Copy every line of the records below that holds the word "source".

-- Begin DATA IN THIS EXERCISE --

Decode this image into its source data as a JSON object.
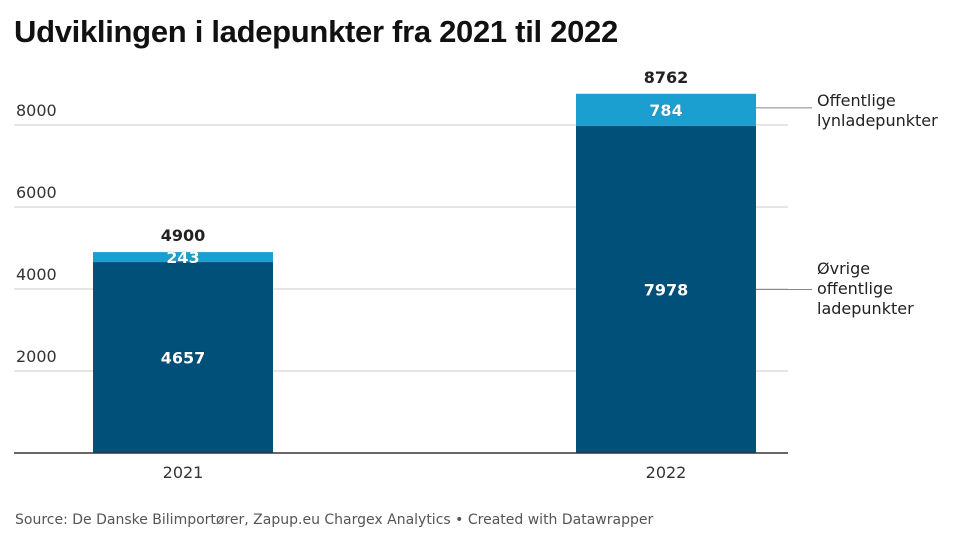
{
  "title": "Udviklingen i ladepunkter fra 2021 til 2022",
  "footer": {
    "source": "Source: De Danske Bilimportører, Zapup.eu Chargex Analytics",
    "separator": "•",
    "credit": "Created with Datawrapper"
  },
  "colors": {
    "dark_series": "#00507a",
    "light_series": "#1a9fd0",
    "gridline": "#cccccc",
    "axis": "#333333"
  },
  "chart_data": {
    "type": "bar",
    "stacked": true,
    "categories": [
      "2021",
      "2022"
    ],
    "series": [
      {
        "name": "Øvrige offentlige ladepunkter",
        "values": [
          4657,
          7978
        ],
        "color": "#00507a"
      },
      {
        "name": "Offentlige lynladepunkter",
        "values": [
          243,
          784
        ],
        "color": "#1a9fd0"
      }
    ],
    "totals": [
      4900,
      8762
    ],
    "title": "Udviklingen i ladepunkter fra 2021 til 2022",
    "xlabel": "",
    "ylabel": "",
    "ylim": [
      0,
      8000
    ],
    "yticks": [
      2000,
      4000,
      6000,
      8000
    ],
    "grid": true,
    "legend": "right-inline"
  }
}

-- End DATA IN THIS EXERCISE --

PROBLEM SOLUTION:
Decode this image into its source data as a JSON object.
    "source": "Source: De Danske Bilimportører, Zapup.eu Chargex Analytics",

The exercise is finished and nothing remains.